▶ _AIM_: From the entries below, list each line with "maximă".

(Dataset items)
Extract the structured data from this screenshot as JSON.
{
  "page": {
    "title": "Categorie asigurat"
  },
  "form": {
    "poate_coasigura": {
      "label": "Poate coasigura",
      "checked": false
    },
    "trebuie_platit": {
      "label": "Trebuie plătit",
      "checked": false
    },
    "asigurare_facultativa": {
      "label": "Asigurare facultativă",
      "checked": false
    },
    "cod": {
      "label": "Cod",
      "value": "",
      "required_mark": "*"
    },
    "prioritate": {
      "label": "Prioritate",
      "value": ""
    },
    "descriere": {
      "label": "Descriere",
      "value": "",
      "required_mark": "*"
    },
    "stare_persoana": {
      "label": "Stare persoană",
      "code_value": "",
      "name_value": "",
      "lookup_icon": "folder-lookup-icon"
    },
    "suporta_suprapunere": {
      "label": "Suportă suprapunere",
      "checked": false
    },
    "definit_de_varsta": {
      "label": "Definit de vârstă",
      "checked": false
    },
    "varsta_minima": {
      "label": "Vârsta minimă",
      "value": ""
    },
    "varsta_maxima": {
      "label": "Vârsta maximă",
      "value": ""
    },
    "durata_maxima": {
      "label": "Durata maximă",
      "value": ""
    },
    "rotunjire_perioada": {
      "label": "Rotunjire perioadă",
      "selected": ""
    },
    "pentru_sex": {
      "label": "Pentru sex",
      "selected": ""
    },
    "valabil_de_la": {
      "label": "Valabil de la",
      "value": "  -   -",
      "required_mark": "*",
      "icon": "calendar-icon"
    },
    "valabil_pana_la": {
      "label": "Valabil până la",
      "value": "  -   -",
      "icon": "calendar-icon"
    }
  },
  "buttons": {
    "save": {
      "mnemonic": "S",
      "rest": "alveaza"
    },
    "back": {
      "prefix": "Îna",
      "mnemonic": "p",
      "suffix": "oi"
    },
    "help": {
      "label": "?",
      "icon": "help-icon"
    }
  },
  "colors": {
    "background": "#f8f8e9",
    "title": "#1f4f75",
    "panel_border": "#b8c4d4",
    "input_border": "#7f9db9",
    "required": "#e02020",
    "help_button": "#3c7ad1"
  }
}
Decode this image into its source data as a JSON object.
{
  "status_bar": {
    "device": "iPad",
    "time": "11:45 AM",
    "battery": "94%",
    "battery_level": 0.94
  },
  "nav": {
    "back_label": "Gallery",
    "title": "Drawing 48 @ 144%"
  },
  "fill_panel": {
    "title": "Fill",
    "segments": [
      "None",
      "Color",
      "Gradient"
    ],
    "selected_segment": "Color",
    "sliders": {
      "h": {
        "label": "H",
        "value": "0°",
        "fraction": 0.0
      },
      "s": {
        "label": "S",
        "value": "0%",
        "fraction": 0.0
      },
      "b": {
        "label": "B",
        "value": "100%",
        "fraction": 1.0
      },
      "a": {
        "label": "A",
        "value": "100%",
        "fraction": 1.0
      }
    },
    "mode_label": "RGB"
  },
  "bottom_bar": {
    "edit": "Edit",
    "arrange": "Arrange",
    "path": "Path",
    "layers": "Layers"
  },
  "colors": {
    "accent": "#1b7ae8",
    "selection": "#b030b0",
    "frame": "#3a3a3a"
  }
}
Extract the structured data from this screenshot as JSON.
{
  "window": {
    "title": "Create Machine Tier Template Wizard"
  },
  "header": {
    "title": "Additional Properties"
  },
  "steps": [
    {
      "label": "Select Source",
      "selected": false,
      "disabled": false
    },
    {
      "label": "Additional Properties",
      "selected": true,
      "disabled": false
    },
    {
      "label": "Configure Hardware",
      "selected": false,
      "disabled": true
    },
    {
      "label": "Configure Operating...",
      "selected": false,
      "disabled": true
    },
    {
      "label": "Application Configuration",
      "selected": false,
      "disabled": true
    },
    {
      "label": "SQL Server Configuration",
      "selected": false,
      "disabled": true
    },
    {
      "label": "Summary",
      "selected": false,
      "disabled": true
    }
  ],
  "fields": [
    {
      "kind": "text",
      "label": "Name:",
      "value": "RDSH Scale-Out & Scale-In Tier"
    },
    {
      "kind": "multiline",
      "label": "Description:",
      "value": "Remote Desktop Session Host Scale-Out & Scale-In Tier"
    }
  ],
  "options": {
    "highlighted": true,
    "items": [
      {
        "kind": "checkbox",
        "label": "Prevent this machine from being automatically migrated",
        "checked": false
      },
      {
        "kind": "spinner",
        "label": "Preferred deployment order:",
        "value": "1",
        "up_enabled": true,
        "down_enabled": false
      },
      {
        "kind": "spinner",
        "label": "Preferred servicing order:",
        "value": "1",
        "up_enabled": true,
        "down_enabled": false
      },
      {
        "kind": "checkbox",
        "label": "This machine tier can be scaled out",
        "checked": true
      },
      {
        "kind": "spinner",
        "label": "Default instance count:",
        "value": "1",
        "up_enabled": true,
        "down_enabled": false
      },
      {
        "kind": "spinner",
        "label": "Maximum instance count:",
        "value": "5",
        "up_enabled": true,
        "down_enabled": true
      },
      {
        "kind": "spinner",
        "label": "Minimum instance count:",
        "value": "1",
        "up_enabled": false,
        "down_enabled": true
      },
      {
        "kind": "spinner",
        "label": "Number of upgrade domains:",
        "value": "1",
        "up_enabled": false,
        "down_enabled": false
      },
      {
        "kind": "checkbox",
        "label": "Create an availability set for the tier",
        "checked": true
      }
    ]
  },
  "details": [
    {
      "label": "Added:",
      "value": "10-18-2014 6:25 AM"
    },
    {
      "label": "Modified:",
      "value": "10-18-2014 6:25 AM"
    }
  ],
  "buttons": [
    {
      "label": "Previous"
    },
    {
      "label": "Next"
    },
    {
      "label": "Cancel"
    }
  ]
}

▶ _THE COMPLETED TASK_:
      "label": "Vârsta maximă",
      "label": "Durata maximă",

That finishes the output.